## Work to be completed:
Check each line for the string "from". Give only the count of lines that have it.

══════════════════════════════

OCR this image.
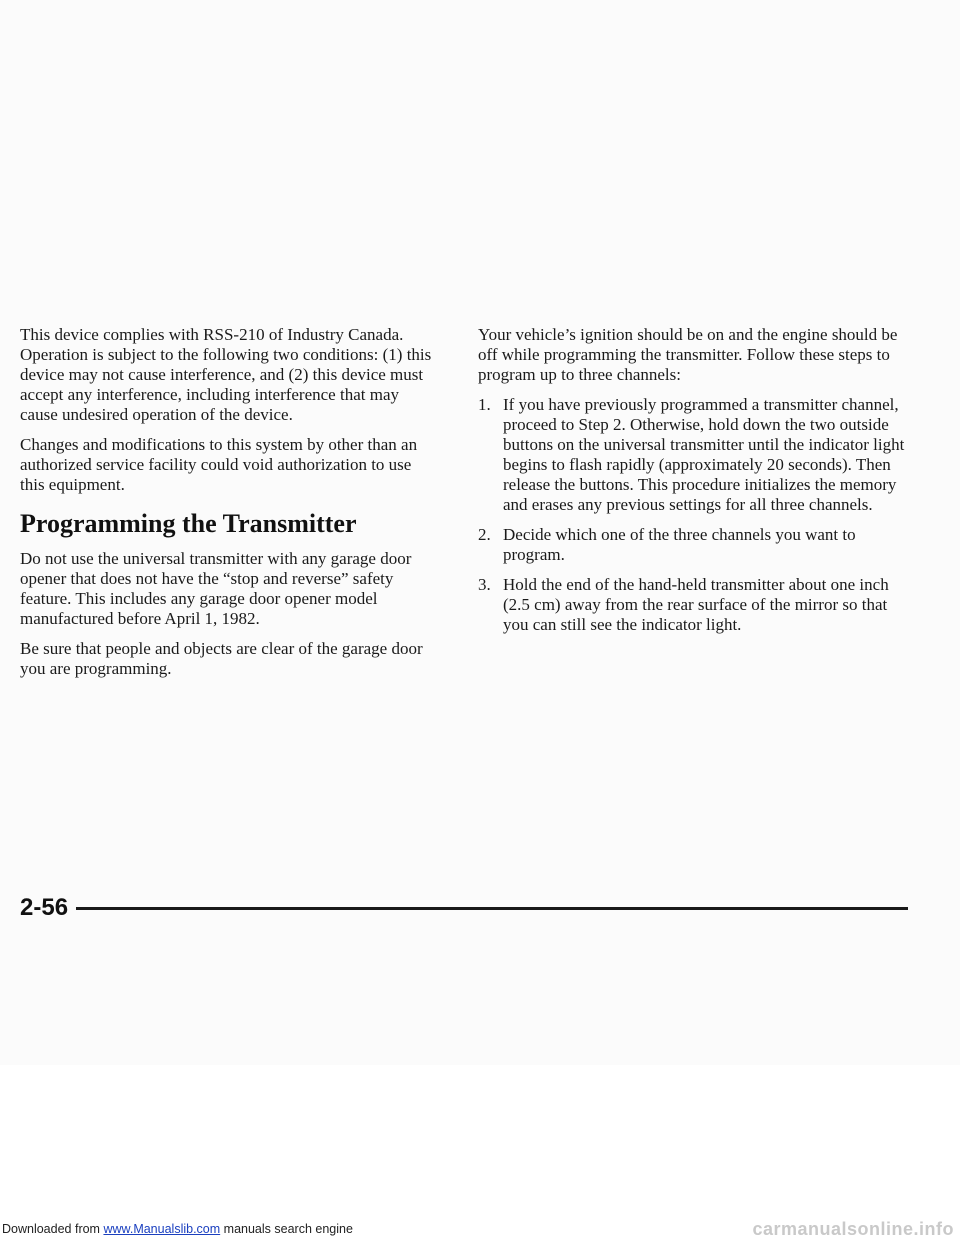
This device complies with RSS-210 of Industry Canada. Operation is subject to the following two conditions: (1) this device may not cause interference, and (2) this device must accept any interference, including interference that may cause undesired operation of the device.

Changes and modifications to this system by other than an authorized service facility could void authorization to use this equipment.

Programming the Transmitter

Do not use the universal transmitter with any garage door opener that does not have the “stop and reverse” safety feature. This includes any garage door opener model manufactured before April 1, 1982.

Be sure that people and objects are clear of the garage door you are programming.

Your vehicle’s ignition should be on and the engine should be off while programming the transmitter. Follow these steps to program up to three channels:

1. If you have previously programmed a transmitter channel, proceed to Step 2. Otherwise, hold down the two outside buttons on the universal transmitter until the indicator light begins to flash rapidly (approximately 20 seconds). Then release the buttons. This procedure initializes the memory and erases any previous settings for all three channels.
2. Decide which one of the three channels you want to program.
3. Hold the end of the hand-held transmitter about one inch (2.5 cm) away from the rear surface of the mirror so that you can still see the indicator light.
2-56
Downloaded from www.Manualslib.com manuals search engine	carmanualsonline.info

══════════════════════════════

## Expected output:
2